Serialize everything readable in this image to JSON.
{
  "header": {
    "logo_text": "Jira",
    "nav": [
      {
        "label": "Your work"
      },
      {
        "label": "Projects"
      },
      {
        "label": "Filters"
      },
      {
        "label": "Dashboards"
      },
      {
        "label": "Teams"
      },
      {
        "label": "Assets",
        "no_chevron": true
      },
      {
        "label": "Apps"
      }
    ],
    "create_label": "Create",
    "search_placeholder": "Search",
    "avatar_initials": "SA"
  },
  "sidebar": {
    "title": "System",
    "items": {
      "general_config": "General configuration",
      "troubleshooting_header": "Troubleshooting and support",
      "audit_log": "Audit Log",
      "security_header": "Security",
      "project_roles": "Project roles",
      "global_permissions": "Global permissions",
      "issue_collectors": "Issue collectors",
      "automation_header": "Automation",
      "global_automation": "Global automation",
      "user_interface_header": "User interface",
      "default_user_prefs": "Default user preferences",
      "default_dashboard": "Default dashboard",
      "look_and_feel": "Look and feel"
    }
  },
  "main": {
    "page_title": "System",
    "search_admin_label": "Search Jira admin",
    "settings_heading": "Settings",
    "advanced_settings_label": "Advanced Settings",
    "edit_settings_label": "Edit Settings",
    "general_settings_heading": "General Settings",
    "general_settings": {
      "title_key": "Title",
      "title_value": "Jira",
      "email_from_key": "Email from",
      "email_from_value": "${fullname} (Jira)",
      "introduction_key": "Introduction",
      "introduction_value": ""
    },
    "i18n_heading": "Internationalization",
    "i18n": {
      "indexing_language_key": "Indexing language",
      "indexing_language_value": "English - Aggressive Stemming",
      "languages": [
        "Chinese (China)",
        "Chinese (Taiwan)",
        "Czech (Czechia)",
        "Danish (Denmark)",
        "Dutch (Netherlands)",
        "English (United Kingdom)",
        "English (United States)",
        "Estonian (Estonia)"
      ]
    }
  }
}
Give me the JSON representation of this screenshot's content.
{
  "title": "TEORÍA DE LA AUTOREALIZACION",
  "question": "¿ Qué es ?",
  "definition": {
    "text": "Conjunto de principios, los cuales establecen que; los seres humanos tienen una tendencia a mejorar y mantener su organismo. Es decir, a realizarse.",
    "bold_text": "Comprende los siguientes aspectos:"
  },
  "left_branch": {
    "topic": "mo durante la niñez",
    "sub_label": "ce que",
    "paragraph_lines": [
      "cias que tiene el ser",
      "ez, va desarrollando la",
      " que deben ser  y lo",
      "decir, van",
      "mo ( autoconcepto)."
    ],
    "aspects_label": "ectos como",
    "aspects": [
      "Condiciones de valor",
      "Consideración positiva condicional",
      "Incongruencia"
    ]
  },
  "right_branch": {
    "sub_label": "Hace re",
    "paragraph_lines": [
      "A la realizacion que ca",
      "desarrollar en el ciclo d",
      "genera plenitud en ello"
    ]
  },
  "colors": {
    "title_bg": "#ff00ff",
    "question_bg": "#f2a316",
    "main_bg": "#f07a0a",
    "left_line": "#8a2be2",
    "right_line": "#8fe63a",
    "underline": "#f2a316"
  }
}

* WHAT YOU WILL DO *
Restate the data above word for word.

* EXERCISE RESPONSE *
Serialize everything readable in this image to JSON.
{
  "header": {
    "logo_text": "Jira",
    "nav": [
      {
        "label": "Your work"
      },
      {
        "label": "Projects"
      },
      {
        "label": "Filters"
      },
      {
        "label": "Dashboards"
      },
      {
        "label": "Teams"
      },
      {
        "label": "Assets",
        "no_chevron": true
      },
      {
        "label": "Apps"
      }
    ],
    "create_label": "Create",
    "search_placeholder": "Search",
    "avatar_initials": "SA"
  },
  "sidebar": {
    "title": "System",
    "items": {
      "general_config": "General configuration",
      "troubleshooting_header": "Troubleshooting and support",
      "audit_log": "Audit Log",
      "security_header": "Security",
      "project_roles": "Project roles",
      "global_permissions": "Global permissions",
      "issue_collectors": "Issue collectors",
      "automation_header": "Automation",
      "global_automation": "Global automation",
      "user_interface_header": "User interface",
      "default_user_prefs": "Default user preferences",
      "default_dashboard": "Default dashboard",
      "look_and_feel": "Look and feel"
    }
  },
  "main": {
    "page_title": "System",
    "search_admin_label": "Search Jira admin",
    "settings_heading": "Settings",
    "advanced_settings_label": "Advanced Settings",
    "edit_settings_label": "Edit Settings",
    "general_settings_heading": "General Settings",
    "general_settings": {
      "title_key": "Title",
      "title_value": "Jira",
      "email_from_key": "Email from",
      "email_from_value": "${fullname} (Jira)",
      "introduction_key": "Introduction",
      "introduction_value": ""
    },
    "i18n_heading": "Internationalization",
    "i18n": {
      "indexing_language_key": "Indexing language",
      "indexing_language_value": "English - Aggressive Stemming",
      "languages": [
        "Chinese (China)",
        "Chinese (Taiwan)",
        "Czech (Czechia)",
        "Danish (Denmark)",
        "Dutch (Netherlands)",
        "English (United Kingdom)",
        "English (United States)",
        "Estonian (Estonia)"
      ]
    }
  }
}
Give me the JSON representation of this screenshot's content.
{
  "title": "TEORÍA DE LA AUTOREALIZACION",
  "question": "¿ Qué es ?",
  "definition": {
    "text": "Conjunto de principios, los cuales establecen que; los seres humanos tienen una tendencia a mejorar y mantener su organismo. Es decir, a realizarse.",
    "bold_text": "Comprende los siguientes aspectos:"
  },
  "left_branch": {
    "topic": "mo durante la niñez",
    "sub_label": "ce que",
    "paragraph_lines": [
      "cias que tiene el ser",
      "ez, va desarrollando la",
      " que deben ser  y lo",
      "decir, van",
      "mo ( autoconcepto)."
    ],
    "aspects_label": "ectos como",
    "aspects": [
      "Condiciones de valor",
      "Consideración positiva condicional",
      "Incongruencia"
    ]
  },
  "right_branch": {
    "sub_label": "Hace re",
    "paragraph_lines": [
      "A la realizacion que ca",
      "desarrollar en el ciclo d",
      "genera plenitud en ello"
    ]
  },
  "colors": {
    "title_bg": "#ff00ff",
    "question_bg": "#f2a316",
    "main_bg": "#f07a0a",
    "left_line": "#8a2be2",
    "right_line": "#8fe63a",
    "underline": "#f2a316"
  }
}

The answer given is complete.